(A run of records)
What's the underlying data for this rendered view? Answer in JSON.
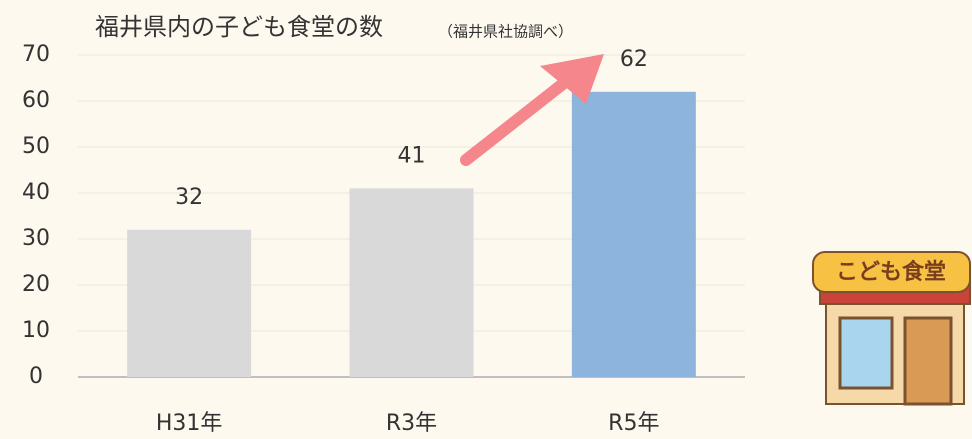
{
  "chart_data": {
    "type": "bar",
    "title": "福井県内の子ども食堂の数",
    "subtitle": "（福井県社協調べ）",
    "categories": [
      "H31年",
      "R3年",
      "R5年"
    ],
    "values": [
      32,
      41,
      62
    ],
    "colors": [
      "#d9d9d9",
      "#d9d9d9",
      "#8db4dc"
    ],
    "ylim": [
      0,
      70
    ],
    "yticks": [
      0,
      10,
      20,
      30,
      40,
      50,
      60,
      70
    ],
    "grid": true,
    "illustration_label": "こども食堂"
  }
}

## WHAT THE EXERCISE ASKS
Print the complete listing exactly, apart from any pictures.

## SOLUTION
What's the underlying data for this rendered view? Answer in JSON.
{
  "chart_data": {
    "type": "bar",
    "title": "福井県内の子ども食堂の数",
    "subtitle": "（福井県社協調べ）",
    "categories": [
      "H31年",
      "R3年",
      "R5年"
    ],
    "values": [
      32,
      41,
      62
    ],
    "colors": [
      "#d9d9d9",
      "#d9d9d9",
      "#8db4dc"
    ],
    "ylim": [
      0,
      70
    ],
    "yticks": [
      0,
      10,
      20,
      30,
      40,
      50,
      60,
      70
    ],
    "grid": true,
    "illustration_label": "こども食堂"
  }
}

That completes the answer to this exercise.